Filter the listing and keep only the lines with the word "الآية".

-- Supplied entries start --

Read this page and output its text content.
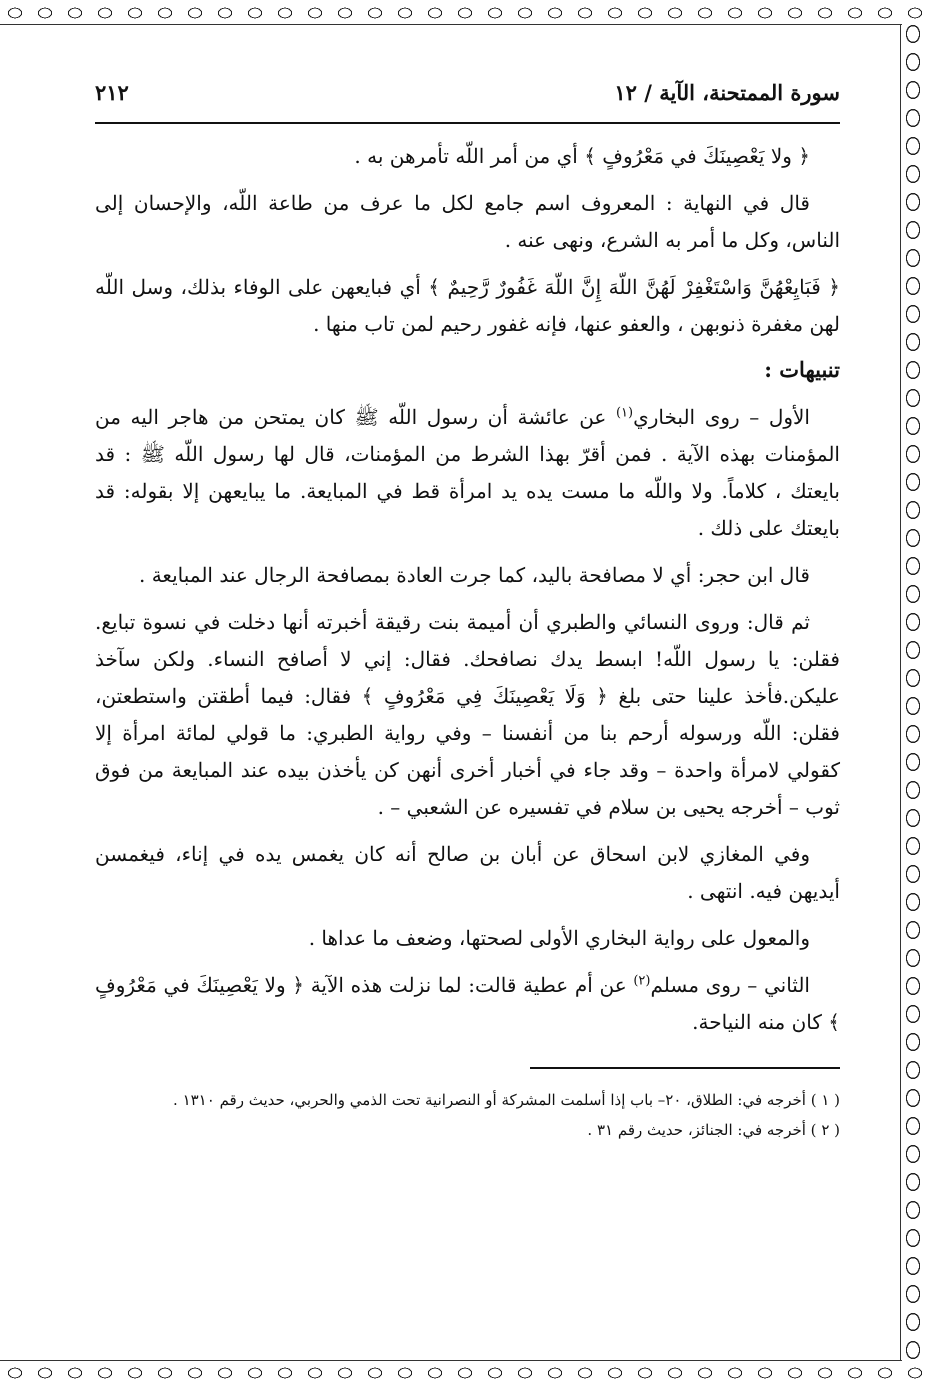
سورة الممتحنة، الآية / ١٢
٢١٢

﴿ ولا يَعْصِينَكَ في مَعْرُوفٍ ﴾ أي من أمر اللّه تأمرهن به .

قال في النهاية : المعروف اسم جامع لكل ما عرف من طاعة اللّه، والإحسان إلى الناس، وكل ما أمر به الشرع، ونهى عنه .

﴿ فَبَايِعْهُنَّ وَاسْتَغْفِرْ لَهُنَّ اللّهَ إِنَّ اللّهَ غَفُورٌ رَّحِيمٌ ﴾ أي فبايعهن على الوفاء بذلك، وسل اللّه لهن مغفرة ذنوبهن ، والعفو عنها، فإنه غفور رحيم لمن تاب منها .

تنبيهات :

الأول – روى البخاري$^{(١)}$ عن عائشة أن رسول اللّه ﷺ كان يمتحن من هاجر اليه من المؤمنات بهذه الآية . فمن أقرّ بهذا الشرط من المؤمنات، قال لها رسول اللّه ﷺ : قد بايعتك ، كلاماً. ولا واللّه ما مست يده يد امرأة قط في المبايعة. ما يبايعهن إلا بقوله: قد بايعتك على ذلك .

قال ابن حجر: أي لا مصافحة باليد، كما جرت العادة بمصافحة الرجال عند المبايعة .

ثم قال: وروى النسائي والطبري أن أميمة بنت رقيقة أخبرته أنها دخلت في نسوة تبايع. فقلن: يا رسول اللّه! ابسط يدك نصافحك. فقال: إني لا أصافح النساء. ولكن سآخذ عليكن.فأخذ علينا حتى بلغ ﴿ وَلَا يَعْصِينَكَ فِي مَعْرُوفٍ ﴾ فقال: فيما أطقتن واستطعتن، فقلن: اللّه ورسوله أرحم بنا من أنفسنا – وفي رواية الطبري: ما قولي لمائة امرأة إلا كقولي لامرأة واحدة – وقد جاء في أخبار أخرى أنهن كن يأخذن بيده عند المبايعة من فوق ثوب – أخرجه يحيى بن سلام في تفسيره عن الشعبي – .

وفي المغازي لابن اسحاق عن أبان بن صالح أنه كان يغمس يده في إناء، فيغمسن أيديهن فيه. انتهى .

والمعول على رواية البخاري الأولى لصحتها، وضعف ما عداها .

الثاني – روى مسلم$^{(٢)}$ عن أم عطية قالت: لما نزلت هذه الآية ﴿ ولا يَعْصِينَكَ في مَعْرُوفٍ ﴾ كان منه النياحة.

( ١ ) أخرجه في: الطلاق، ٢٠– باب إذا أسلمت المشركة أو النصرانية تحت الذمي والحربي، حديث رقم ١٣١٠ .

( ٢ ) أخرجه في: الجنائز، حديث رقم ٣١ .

-- Supplied entries end --

:: Solved problem ::
سورة الممتحنة، الآية / ١٢
الأول – روى البخاري$^{(١)}$ عن عائشة أن رسول اللّه ﷺ كان يمتحن من هاجر اليه من المؤمنات بهذه الآية . فمن أقرّ بهذا الشرط من المؤمنات، قال لها رسول اللّه ﷺ : قد بايعتك ، كلاماً. ولا واللّه ما مست يده يد امرأة قط في المبايعة. ما يبايعهن إلا بقوله: قد بايعتك على ذلك .
الثاني – روى مسلم$^{(٢)}$ عن أم عطية قالت: لما نزلت هذه الآية ﴿ ولا يَعْصِينَكَ في مَعْرُوفٍ ﴾ كان منه النياحة.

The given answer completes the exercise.